Task details ▸ Pick out the lines in the listing below that contain the word "this" and copy them.

Extracted records ▸
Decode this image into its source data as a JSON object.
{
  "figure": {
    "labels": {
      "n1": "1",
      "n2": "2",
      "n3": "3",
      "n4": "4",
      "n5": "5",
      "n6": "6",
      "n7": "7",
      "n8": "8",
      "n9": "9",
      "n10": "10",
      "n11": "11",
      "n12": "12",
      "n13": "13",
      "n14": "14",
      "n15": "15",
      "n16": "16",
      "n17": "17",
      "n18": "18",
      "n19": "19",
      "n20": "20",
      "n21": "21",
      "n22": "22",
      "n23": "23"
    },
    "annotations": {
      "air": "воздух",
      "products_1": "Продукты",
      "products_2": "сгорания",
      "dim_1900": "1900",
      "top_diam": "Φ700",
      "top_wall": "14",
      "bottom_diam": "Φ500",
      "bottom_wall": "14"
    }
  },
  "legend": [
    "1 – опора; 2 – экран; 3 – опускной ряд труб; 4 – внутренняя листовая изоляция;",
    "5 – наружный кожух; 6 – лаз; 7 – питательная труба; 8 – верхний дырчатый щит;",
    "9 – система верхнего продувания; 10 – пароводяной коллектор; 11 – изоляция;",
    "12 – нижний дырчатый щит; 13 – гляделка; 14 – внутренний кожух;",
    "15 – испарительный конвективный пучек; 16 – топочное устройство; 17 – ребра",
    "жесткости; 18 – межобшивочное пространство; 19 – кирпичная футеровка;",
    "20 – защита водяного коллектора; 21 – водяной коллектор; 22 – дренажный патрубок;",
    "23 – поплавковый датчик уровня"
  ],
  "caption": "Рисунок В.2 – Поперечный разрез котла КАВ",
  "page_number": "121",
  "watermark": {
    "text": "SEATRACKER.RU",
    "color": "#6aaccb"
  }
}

* * *

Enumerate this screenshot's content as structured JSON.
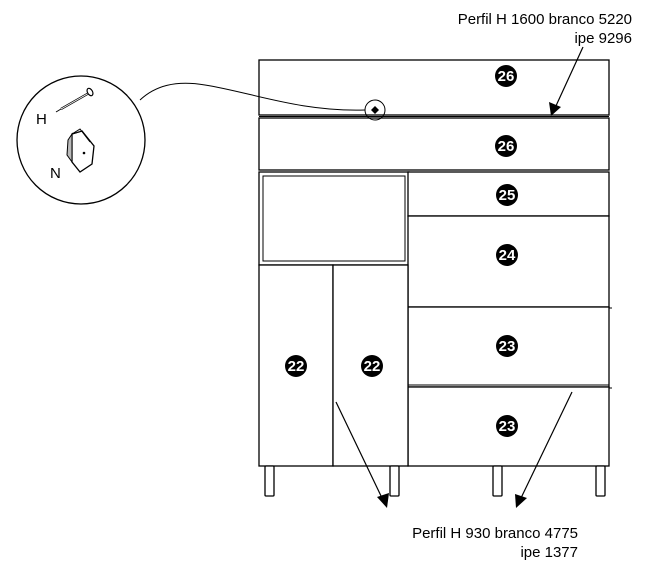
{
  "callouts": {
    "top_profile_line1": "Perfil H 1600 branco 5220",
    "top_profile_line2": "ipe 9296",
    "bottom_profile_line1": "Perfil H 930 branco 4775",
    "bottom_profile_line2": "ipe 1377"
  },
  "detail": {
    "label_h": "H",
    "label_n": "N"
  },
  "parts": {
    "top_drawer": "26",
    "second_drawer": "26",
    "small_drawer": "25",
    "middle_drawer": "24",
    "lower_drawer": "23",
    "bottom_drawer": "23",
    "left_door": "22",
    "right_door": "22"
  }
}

Final answer ▸
Decode this image into its source data as a JSON object.
Enumerate this screenshot's content as structured JSON.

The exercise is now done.